- **Instructions for the task**: Don't copy the pictures; return every other part of the records exactly.

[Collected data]
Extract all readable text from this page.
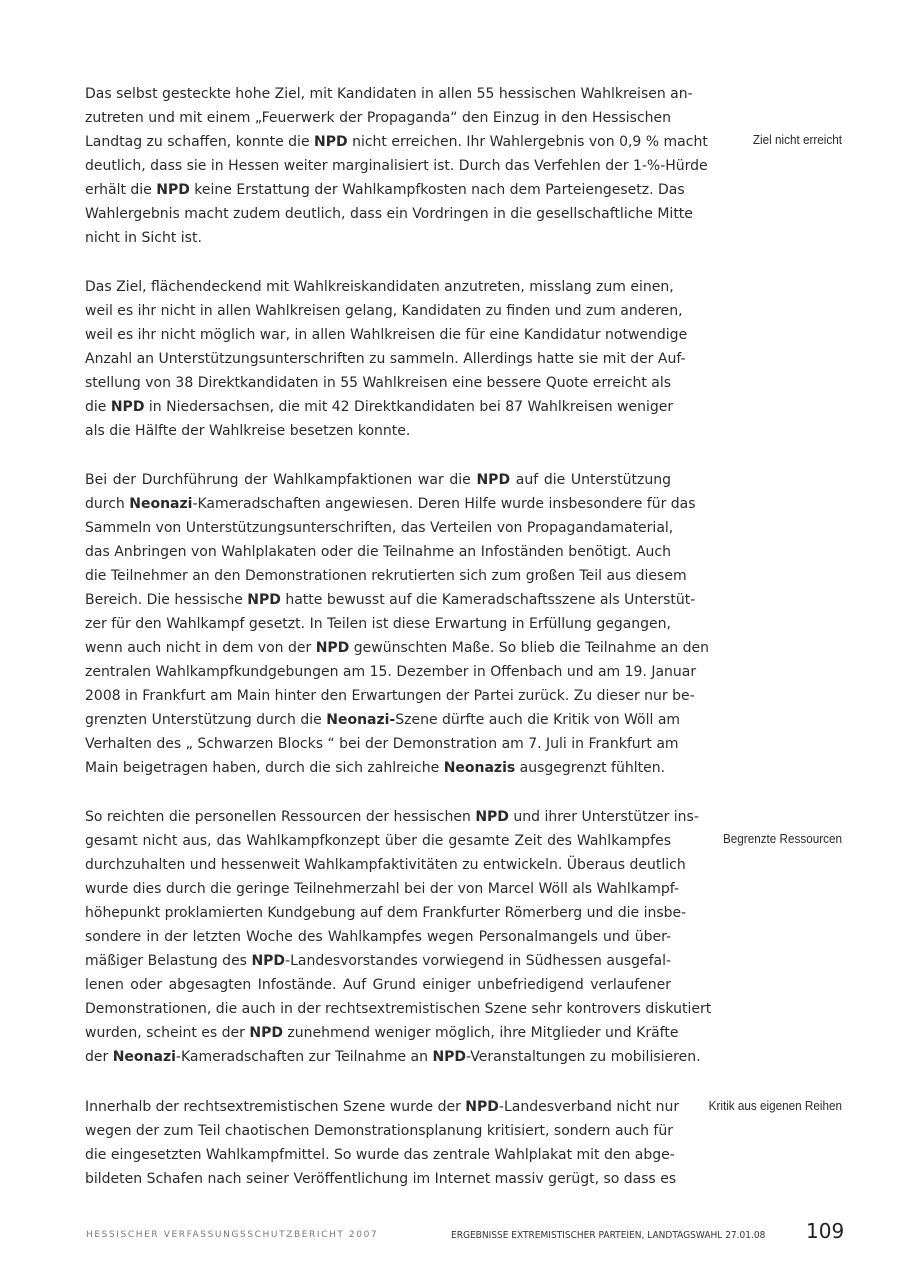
Das selbst gesteckte hohe Ziel, mit Kandidaten in allen 55 hessischen Wahlkreisen an-
zutreten und mit einem „Feuerwerk der Propaganda“ den Einzug in den Hessischen
Landtag zu schaffen, konnte die NPD nicht erreichen. Ihr Wahlergebnis von 0,9 % macht
deutlich, dass sie in Hessen weiter marginalisiert ist. Durch das Verfehlen der 1-%-Hürde
erhält die NPD keine Erstattung der Wahlkampfkosten nach dem Parteiengesetz. Das
Wahlergebnis macht zudem deutlich, dass ein Vordringen in die gesellschaftliche Mitte
nicht in Sicht ist.
Das Ziel, flächendeckend mit Wahlkreiskandidaten anzutreten, misslang zum einen,
weil es ihr nicht in allen Wahlkreisen gelang, Kandidaten zu finden und zum anderen,
weil es ihr nicht möglich war, in allen Wahlkreisen die für eine Kandidatur notwendige
Anzahl an Unterstützungsunterschriften zu sammeln. Allerdings hatte sie mit der Auf-
stellung von 38 Direktkandidaten in 55 Wahlkreisen eine bessere Quote erreicht als
die NPD in Niedersachsen, die mit 42 Direktkandidaten bei 87 Wahlkreisen weniger
als die Hälfte der Wahlkreise besetzen konnte.
Bei der Durchführung der Wahlkampfaktionen war die NPD auf die Unterstützung
durch Neonazi-Kameradschaften angewiesen. Deren Hilfe wurde insbesondere für das
Sammeln von Unterstützungsunterschriften, das Verteilen von Propagandamaterial,
das Anbringen von Wahlplakaten oder die Teilnahme an Infoständen benötigt. Auch
die Teilnehmer an den Demonstrationen rekrutierten sich zum großen Teil aus diesem
Bereich. Die hessische NPD hatte bewusst auf die Kameradschaftsszene als Unterstüt-
zer für den Wahlkampf gesetzt. In Teilen ist diese Erwartung in Erfüllung gegangen,
wenn auch nicht in dem von der NPD gewünschten Maße. So blieb die Teilnahme an den
zentralen Wahlkampfkundgebungen am 15. Dezember in Offenbach und am 19. Januar
2008 in Frankfurt am Main hinter den Erwartungen der Partei zurück. Zu dieser nur be-
grenzten Unterstützung durch die Neonazi-Szene dürfte auch die Kritik von Wöll am
Verhalten des „ Schwarzen Blocks “ bei der Demonstration am 7. Juli in Frankfurt am
Main beigetragen haben, durch die sich zahlreiche Neonazis ausgegrenzt fühlten.
So reichten die personellen Ressourcen der hessischen NPD und ihrer Unterstützer ins-
gesamt nicht aus, das Wahlkampfkonzept über die gesamte Zeit des Wahlkampfes
durchzuhalten und hessenweit Wahlkampfaktivitäten zu entwickeln. Überaus deutlich
wurde dies durch die geringe Teilnehmerzahl bei der von Marcel Wöll als Wahlkampf-
höhepunkt proklamierten Kundgebung auf dem Frankfurter Römerberg und die insbe-
sondere in der letzten Woche des Wahlkampfes wegen Personalmangels und über-
mäßiger Belastung des NPD-Landesvorstandes vorwiegend in Südhessen ausgefal-
lenen oder abgesagten Infostände. Auf Grund einiger unbefriedigend verlaufener
Demonstrationen, die auch in der rechtsextremistischen Szene sehr kontrovers diskutiert
wurden, scheint es der NPD zunehmend weniger möglich, ihre Mitglieder und Kräfte
der Neonazi-Kameradschaften zur Teilnahme an NPD-Veranstaltungen zu mobilisieren.
Innerhalb der rechtsextremistischen Szene wurde der NPD-Landesverband nicht nur
wegen der zum Teil chaotischen Demonstrationsplanung kritisiert, sondern auch für
die eingesetzten Wahlkampfmittel. So wurde das zentrale Wahlplakat mit den abge-
bildeten Schafen nach seiner Veröffentlichung im Internet massiv gerügt, so dass es
Ziel nicht erreicht
Begrenzte Ressourcen
Kritik aus eigenen Reihen
HESSISCHER VERFASSUNGSSCHUTZBERICHT 2007	ERGEBNISSE EXTREMISTISCHER PARTEIEN, LANDTAGSWAHL 27.01.08 109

- **Solution to this task**:
Extract all readable text from this page.
Das selbst gesteckte hohe Ziel, mit Kandidaten in allen 55 hessischen Wahlkreisen an-
zutreten und mit einem „Feuerwerk der Propaganda“ den Einzug in den Hessischen
Landtag zu schaffen, konnte die NPD nicht erreichen. Ihr Wahlergebnis von 0,9 % macht
deutlich, dass sie in Hessen weiter marginalisiert ist. Durch das Verfehlen der 1-%-Hürde
erhält die NPD keine Erstattung der Wahlkampfkosten nach dem Parteiengesetz. Das
Wahlergebnis macht zudem deutlich, dass ein Vordringen in die gesellschaftliche Mitte
nicht in Sicht ist.
Das Ziel, flächendeckend mit Wahlkreiskandidaten anzutreten, misslang zum einen,
weil es ihr nicht in allen Wahlkreisen gelang, Kandidaten zu finden und zum anderen,
weil es ihr nicht möglich war, in allen Wahlkreisen die für eine Kandidatur notwendige
Anzahl an Unterstützungsunterschriften zu sammeln. Allerdings hatte sie mit der Auf-
stellung von 38 Direktkandidaten in 55 Wahlkreisen eine bessere Quote erreicht als
die NPD in Niedersachsen, die mit 42 Direktkandidaten bei 87 Wahlkreisen weniger
als die Hälfte der Wahlkreise besetzen konnte.
Bei der Durchführung der Wahlkampfaktionen war die NPD auf die Unterstützung
durch Neonazi-Kameradschaften angewiesen. Deren Hilfe wurde insbesondere für das
Sammeln von Unterstützungsunterschriften, das Verteilen von Propagandamaterial,
das Anbringen von Wahlplakaten oder die Teilnahme an Infoständen benötigt. Auch
die Teilnehmer an den Demonstrationen rekrutierten sich zum großen Teil aus diesem
Bereich. Die hessische NPD hatte bewusst auf die Kameradschaftsszene als Unterstüt-
zer für den Wahlkampf gesetzt. In Teilen ist diese Erwartung in Erfüllung gegangen,
wenn auch nicht in dem von der NPD gewünschten Maße. So blieb die Teilnahme an den
zentralen Wahlkampfkundgebungen am 15. Dezember in Offenbach und am 19. Januar
2008 in Frankfurt am Main hinter den Erwartungen der Partei zurück. Zu dieser nur be-
grenzten Unterstützung durch die Neonazi-Szene dürfte auch die Kritik von Wöll am
Verhalten des „ Schwarzen Blocks “ bei der Demonstration am 7. Juli in Frankfurt am
Main beigetragen haben, durch die sich zahlreiche Neonazis ausgegrenzt fühlten.
So reichten die personellen Ressourcen der hessischen NPD und ihrer Unterstützer ins-
gesamt nicht aus, das Wahlkampfkonzept über die gesamte Zeit des Wahlkampfes
durchzuhalten und hessenweit Wahlkampfaktivitäten zu entwickeln. Überaus deutlich
wurde dies durch die geringe Teilnehmerzahl bei der von Marcel Wöll als Wahlkampf-
höhepunkt proklamierten Kundgebung auf dem Frankfurter Römerberg und die insbe-
sondere in der letzten Woche des Wahlkampfes wegen Personalmangels und über-
mäßiger Belastung des NPD-Landesvorstandes vorwiegend in Südhessen ausgefal-
lenen oder abgesagten Infostände. Auf Grund einiger unbefriedigend verlaufener
Demonstrationen, die auch in der rechtsextremistischen Szene sehr kontrovers diskutiert
wurden, scheint es der NPD zunehmend weniger möglich, ihre Mitglieder und Kräfte
der Neonazi-Kameradschaften zur Teilnahme an NPD-Veranstaltungen zu mobilisieren.
Innerhalb der rechtsextremistischen Szene wurde der NPD-Landesverband nicht nur
wegen der zum Teil chaotischen Demonstrationsplanung kritisiert, sondern auch für
die eingesetzten Wahlkampfmittel. So wurde das zentrale Wahlplakat mit den abge-
bildeten Schafen nach seiner Veröffentlichung im Internet massiv gerügt, so dass es
Ziel nicht erreicht
Begrenzte Ressourcen
Kritik aus eigenen Reihen
HESSISCHER VERFASSUNGSSCHUTZBERICHT 2007	ERGEBNISSE EXTREMISTISCHER PARTEIEN, LANDTAGSWAHL 27.01.08 109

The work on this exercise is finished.